____ Data to process

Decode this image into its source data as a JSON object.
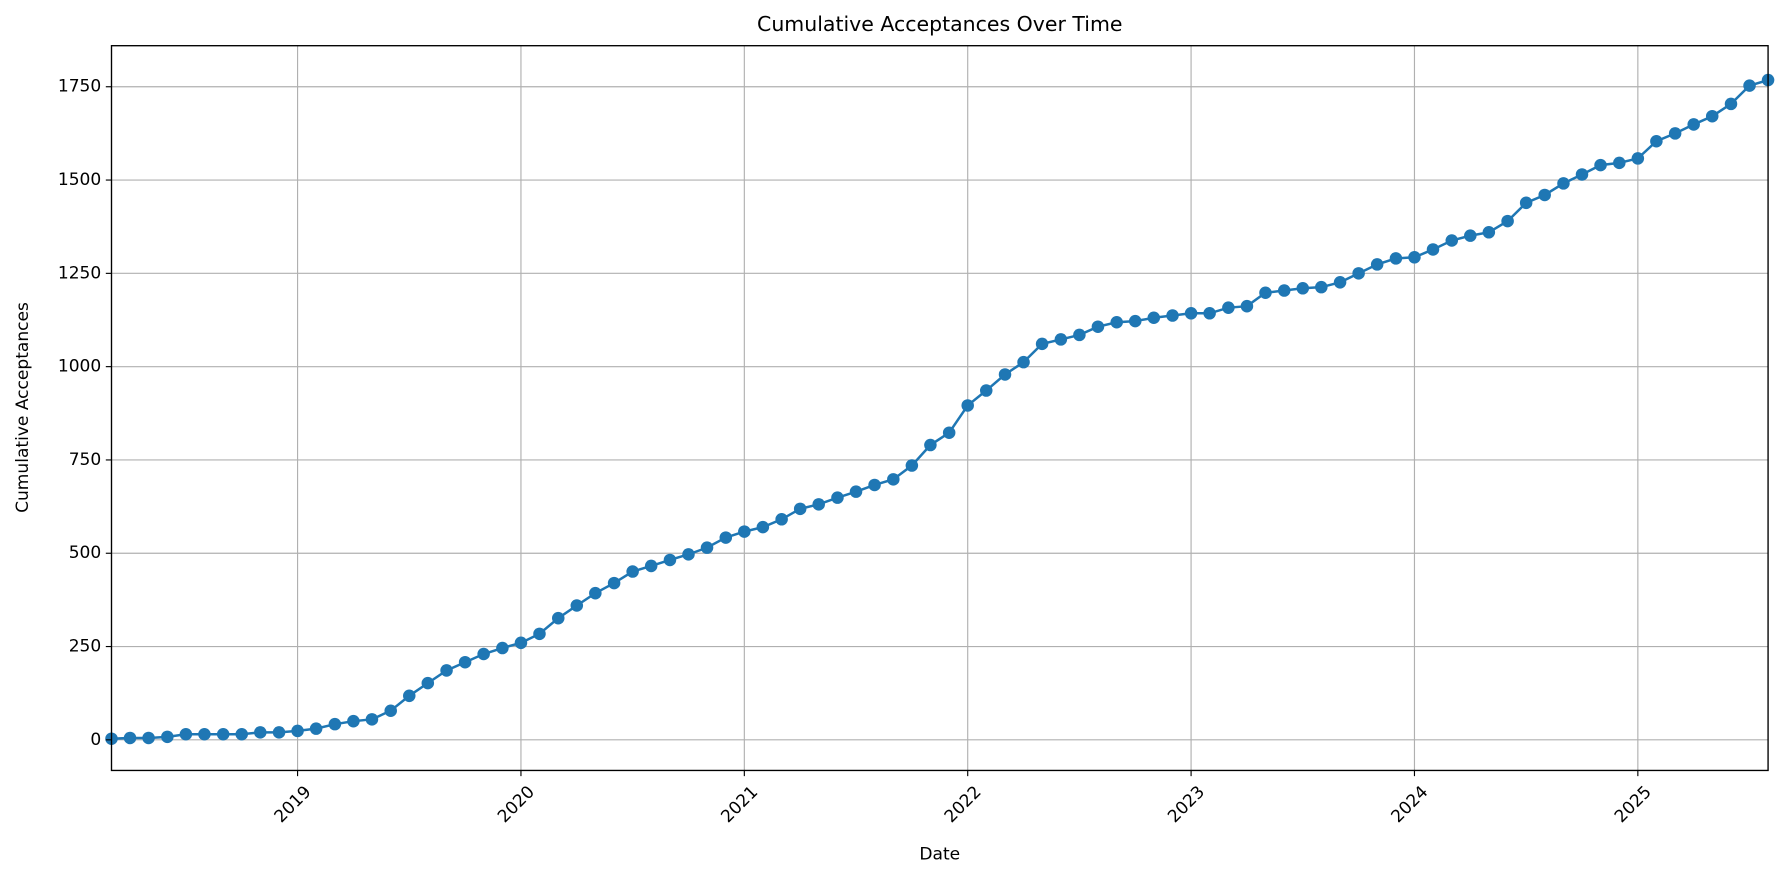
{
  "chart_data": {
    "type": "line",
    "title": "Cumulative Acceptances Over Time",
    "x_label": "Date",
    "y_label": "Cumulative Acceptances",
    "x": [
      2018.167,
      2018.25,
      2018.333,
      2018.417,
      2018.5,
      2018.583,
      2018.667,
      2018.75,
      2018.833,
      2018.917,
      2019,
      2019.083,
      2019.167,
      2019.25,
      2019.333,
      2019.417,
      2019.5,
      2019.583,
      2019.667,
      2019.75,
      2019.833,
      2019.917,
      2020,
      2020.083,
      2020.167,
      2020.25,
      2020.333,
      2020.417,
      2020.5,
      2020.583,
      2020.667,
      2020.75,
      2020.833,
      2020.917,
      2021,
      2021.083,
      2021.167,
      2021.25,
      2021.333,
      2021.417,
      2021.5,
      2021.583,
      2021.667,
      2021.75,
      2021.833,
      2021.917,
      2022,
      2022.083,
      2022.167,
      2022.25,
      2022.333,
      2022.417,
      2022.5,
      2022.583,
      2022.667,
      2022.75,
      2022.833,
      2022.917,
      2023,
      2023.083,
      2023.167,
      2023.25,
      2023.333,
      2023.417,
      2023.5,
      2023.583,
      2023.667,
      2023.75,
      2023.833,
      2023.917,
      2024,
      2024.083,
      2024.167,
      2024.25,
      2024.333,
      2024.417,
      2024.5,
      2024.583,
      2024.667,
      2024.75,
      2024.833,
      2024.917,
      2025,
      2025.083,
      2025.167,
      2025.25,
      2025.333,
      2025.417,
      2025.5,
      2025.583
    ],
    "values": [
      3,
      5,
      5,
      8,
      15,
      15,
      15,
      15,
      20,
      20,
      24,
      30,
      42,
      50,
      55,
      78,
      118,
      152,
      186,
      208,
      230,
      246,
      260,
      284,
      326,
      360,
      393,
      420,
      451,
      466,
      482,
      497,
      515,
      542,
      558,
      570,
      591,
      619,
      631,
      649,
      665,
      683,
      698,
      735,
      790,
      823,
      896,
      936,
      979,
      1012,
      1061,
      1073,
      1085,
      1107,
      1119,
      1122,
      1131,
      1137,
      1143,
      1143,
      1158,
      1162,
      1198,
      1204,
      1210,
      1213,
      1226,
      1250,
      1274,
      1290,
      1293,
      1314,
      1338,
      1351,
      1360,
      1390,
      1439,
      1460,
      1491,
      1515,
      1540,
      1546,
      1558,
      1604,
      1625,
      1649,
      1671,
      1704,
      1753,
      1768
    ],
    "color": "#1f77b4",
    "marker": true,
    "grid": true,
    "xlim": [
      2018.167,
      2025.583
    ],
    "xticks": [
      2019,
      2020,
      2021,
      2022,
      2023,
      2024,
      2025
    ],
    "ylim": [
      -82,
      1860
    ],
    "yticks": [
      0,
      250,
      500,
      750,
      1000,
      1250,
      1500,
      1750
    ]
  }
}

________

§ **What to do**
Make an exact reproduction of the listing above, without any pictures.

§ **Complete output**
Decode this image into its source data as a JSON object.
{
  "chart_data": {
    "type": "line",
    "title": "Cumulative Acceptances Over Time",
    "x_label": "Date",
    "y_label": "Cumulative Acceptances",
    "x": [
      2018.167,
      2018.25,
      2018.333,
      2018.417,
      2018.5,
      2018.583,
      2018.667,
      2018.75,
      2018.833,
      2018.917,
      2019,
      2019.083,
      2019.167,
      2019.25,
      2019.333,
      2019.417,
      2019.5,
      2019.583,
      2019.667,
      2019.75,
      2019.833,
      2019.917,
      2020,
      2020.083,
      2020.167,
      2020.25,
      2020.333,
      2020.417,
      2020.5,
      2020.583,
      2020.667,
      2020.75,
      2020.833,
      2020.917,
      2021,
      2021.083,
      2021.167,
      2021.25,
      2021.333,
      2021.417,
      2021.5,
      2021.583,
      2021.667,
      2021.75,
      2021.833,
      2021.917,
      2022,
      2022.083,
      2022.167,
      2022.25,
      2022.333,
      2022.417,
      2022.5,
      2022.583,
      2022.667,
      2022.75,
      2022.833,
      2022.917,
      2023,
      2023.083,
      2023.167,
      2023.25,
      2023.333,
      2023.417,
      2023.5,
      2023.583,
      2023.667,
      2023.75,
      2023.833,
      2023.917,
      2024,
      2024.083,
      2024.167,
      2024.25,
      2024.333,
      2024.417,
      2024.5,
      2024.583,
      2024.667,
      2024.75,
      2024.833,
      2024.917,
      2025,
      2025.083,
      2025.167,
      2025.25,
      2025.333,
      2025.417,
      2025.5,
      2025.583
    ],
    "values": [
      3,
      5,
      5,
      8,
      15,
      15,
      15,
      15,
      20,
      20,
      24,
      30,
      42,
      50,
      55,
      78,
      118,
      152,
      186,
      208,
      230,
      246,
      260,
      284,
      326,
      360,
      393,
      420,
      451,
      466,
      482,
      497,
      515,
      542,
      558,
      570,
      591,
      619,
      631,
      649,
      665,
      683,
      698,
      735,
      790,
      823,
      896,
      936,
      979,
      1012,
      1061,
      1073,
      1085,
      1107,
      1119,
      1122,
      1131,
      1137,
      1143,
      1143,
      1158,
      1162,
      1198,
      1204,
      1210,
      1213,
      1226,
      1250,
      1274,
      1290,
      1293,
      1314,
      1338,
      1351,
      1360,
      1390,
      1439,
      1460,
      1491,
      1515,
      1540,
      1546,
      1558,
      1604,
      1625,
      1649,
      1671,
      1704,
      1753,
      1768
    ],
    "color": "#1f77b4",
    "marker": true,
    "grid": true,
    "xlim": [
      2018.167,
      2025.583
    ],
    "xticks": [
      2019,
      2020,
      2021,
      2022,
      2023,
      2024,
      2025
    ],
    "ylim": [
      -82,
      1860
    ],
    "yticks": [
      0,
      250,
      500,
      750,
      1000,
      1250,
      1500,
      1750
    ]
  }
}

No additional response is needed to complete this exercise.